> **TASKS TO PERFORM**
A - In the forum post about reading UTF-8 input in Java on Windows, what value does the chcp command return?
B - List every input method the forum post about reading UTF-8 input in Java on Windows says the poster has tried.
C - Proceed with the forum post about reading UTF-8 input in Java on Windows from the point where it stops.

> **TEXT SEGMENT**
I'm on Windows, I use vscode, updated version, the terminal there uses utf8 encoding i checked with chcp - returns 65001, same goes for cmd, so i don't think its a problem with the terminal, i tried brute forcing java System.out to be in utf-8 didn't fix it

System.setOut(new PrintStream(System.out, true, StandardCharsets.UTF_8));

I don't have a problem when i have preset a String containing utf8 encoded characters and print that out for example:

String random = "háló";
System.out.println(random);

returns: háló`

I've tried Scanner, BufferedReader, InputStreamReader, converting to bytes

import java.io.BufferedReader;
import java.io.IOException;
import java.io.InputStreamReader;
import java.nio.charset.StandardCharsets;
import java.util.Arrays;

public class Main {
    public static void main(String[] args) {
        try {
            BufferedReader reader = new BufferedReader(
                    new InputStreamReader(System.in, StandardCharsets.UTF_8)

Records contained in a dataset
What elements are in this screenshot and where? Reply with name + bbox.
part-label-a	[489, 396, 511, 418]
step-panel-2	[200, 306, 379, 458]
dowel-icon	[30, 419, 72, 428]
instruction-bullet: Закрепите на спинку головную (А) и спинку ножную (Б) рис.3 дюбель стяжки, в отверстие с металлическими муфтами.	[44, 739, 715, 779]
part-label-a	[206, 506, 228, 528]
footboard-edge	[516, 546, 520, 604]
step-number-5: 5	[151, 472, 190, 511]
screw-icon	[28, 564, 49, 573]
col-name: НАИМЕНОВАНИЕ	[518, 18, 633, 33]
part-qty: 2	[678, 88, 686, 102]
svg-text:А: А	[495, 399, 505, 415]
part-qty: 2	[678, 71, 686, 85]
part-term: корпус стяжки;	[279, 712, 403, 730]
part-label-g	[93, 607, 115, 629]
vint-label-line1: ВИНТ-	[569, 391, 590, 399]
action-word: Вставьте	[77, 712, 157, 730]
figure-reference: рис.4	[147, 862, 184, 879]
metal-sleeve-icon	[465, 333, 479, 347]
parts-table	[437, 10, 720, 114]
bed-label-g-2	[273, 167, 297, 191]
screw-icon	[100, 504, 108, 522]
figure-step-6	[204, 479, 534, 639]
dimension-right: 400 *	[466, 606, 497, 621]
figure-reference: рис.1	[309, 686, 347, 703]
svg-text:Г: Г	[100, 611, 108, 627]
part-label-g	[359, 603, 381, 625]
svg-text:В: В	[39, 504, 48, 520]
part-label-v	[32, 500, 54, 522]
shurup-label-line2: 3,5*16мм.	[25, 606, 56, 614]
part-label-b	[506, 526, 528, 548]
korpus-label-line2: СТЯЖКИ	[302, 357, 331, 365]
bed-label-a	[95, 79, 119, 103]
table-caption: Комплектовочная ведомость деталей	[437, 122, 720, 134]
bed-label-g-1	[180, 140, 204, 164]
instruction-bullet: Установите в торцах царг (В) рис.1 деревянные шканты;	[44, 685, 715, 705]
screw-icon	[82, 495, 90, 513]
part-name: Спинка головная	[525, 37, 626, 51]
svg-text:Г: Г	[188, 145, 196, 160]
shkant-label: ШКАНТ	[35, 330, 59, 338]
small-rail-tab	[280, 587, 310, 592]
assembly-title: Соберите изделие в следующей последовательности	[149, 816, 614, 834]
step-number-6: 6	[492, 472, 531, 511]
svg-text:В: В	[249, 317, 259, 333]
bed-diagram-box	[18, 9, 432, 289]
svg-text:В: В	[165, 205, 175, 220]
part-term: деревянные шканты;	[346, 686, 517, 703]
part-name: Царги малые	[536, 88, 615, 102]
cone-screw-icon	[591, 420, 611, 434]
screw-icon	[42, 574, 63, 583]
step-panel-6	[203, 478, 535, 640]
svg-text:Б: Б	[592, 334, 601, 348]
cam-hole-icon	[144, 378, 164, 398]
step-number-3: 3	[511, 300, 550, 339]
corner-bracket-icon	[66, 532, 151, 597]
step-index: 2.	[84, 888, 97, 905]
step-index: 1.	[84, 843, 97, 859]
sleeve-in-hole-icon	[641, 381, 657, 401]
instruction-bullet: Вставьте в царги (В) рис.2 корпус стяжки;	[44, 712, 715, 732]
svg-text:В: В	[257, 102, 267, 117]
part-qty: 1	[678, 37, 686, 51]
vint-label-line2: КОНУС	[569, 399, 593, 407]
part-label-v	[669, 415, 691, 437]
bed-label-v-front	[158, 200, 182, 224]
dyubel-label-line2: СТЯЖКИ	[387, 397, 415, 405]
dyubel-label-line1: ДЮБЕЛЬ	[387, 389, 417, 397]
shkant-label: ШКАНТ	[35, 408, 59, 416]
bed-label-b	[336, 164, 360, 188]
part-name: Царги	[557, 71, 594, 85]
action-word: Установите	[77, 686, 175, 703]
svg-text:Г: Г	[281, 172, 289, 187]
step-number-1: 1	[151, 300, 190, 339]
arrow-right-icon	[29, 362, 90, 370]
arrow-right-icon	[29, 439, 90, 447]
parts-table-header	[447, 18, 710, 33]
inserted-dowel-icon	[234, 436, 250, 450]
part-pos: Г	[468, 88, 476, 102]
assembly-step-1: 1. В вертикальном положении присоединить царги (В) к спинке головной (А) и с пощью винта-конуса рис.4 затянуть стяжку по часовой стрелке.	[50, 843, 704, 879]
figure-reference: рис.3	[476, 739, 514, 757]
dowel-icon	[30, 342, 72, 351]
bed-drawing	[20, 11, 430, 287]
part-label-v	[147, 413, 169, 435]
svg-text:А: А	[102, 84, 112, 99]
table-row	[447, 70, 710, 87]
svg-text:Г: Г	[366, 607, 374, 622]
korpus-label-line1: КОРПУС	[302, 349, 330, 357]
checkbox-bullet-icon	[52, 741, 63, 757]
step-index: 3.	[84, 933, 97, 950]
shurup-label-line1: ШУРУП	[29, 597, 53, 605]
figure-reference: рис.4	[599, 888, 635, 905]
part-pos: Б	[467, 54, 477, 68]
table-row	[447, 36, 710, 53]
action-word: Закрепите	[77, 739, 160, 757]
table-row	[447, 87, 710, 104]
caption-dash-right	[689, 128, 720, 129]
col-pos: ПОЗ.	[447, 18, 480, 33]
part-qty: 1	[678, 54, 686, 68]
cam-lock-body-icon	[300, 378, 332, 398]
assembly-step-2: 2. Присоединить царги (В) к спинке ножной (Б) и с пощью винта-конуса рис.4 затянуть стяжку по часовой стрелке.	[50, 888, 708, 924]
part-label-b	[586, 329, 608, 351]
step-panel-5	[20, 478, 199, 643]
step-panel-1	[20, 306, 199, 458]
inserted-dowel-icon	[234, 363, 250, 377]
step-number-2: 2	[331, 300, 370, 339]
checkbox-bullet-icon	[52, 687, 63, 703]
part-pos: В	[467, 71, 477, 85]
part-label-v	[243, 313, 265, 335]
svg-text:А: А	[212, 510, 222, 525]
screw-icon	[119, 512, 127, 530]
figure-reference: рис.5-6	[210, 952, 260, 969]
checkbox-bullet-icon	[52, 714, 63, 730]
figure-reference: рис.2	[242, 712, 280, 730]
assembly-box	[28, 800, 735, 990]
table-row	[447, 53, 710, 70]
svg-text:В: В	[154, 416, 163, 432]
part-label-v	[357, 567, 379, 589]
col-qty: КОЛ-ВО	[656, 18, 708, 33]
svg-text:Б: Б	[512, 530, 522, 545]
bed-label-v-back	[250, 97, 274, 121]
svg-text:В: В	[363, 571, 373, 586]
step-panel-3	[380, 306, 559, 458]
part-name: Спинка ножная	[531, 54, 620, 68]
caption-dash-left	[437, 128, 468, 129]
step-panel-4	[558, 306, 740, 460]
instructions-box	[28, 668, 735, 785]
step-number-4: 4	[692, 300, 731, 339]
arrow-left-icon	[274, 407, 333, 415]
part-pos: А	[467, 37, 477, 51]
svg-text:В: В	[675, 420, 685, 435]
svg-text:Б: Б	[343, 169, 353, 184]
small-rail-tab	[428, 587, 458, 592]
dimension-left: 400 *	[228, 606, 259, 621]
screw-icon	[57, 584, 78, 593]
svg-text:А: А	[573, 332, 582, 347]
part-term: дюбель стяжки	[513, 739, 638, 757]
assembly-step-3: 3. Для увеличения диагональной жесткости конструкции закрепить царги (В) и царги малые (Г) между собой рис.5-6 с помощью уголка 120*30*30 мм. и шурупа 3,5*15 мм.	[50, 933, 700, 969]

> **RESULTS IN ORDER**
A - 65001

B - Scanner, BufferedReader, InputStreamReader, converting to bytes

C -
            );
            System.out.println("Enter some text (UTF-8 characters supported):");
            String userInput = reader.readLine();
            
            // Print the user input to verify
            System.out.println("You entered: " + userInput);
            byte[] bytes = userInput.getBytes(StandardCharsets.UTF_8);
            System.out.println(Arrays.toString(bytes));

     
        } catch (IOException e) {
            e.printStackTrace();
        }
    }
}

returns:

Enter some text (UTF-8 characters supported):
háló
You entered: hl
[104, 0, 108, 0]

note: im a beginner java dev, coming from python

EDIT: New findings/ mentioning previously left out things: so i could run a python chatroom before that was able to use utf 8 encoded characters and print them out correctly, as I mentioned in java I was able to print them out too if i preset them to a variable, but not when i return them from user input

I downloaded intellij and tried out more terminals, and found out it worked correctly in intellij and in bash (with windows subsystem for linux):

Intellij:

Enter some text (UTF-8 characters supported):
háló
You entered: háló
[104, -61, -95, 108, -61, -77]

bash:

root@DESKTOP:/mnt/x/javaProjects/UTF 8 SUFFERING# java Main
Enter some text (UTF-8 characters supported):
háló
You entered: háló
[104, -61, -95, 108, -61, -77]
root@DESKTOP:/mnt/x/javaProjects/UTF 8 SUFFERING# java -version
openjdk version "17.0.11" 2024-04-16
OpenJDK Runtime Environment (build 17.0.11+9-Ubuntu-122.04.1)
OpenJDK 64-Bit Server VM (build 17.0.11+9-Ubuntu-122.04.1, mixed mode, sharing)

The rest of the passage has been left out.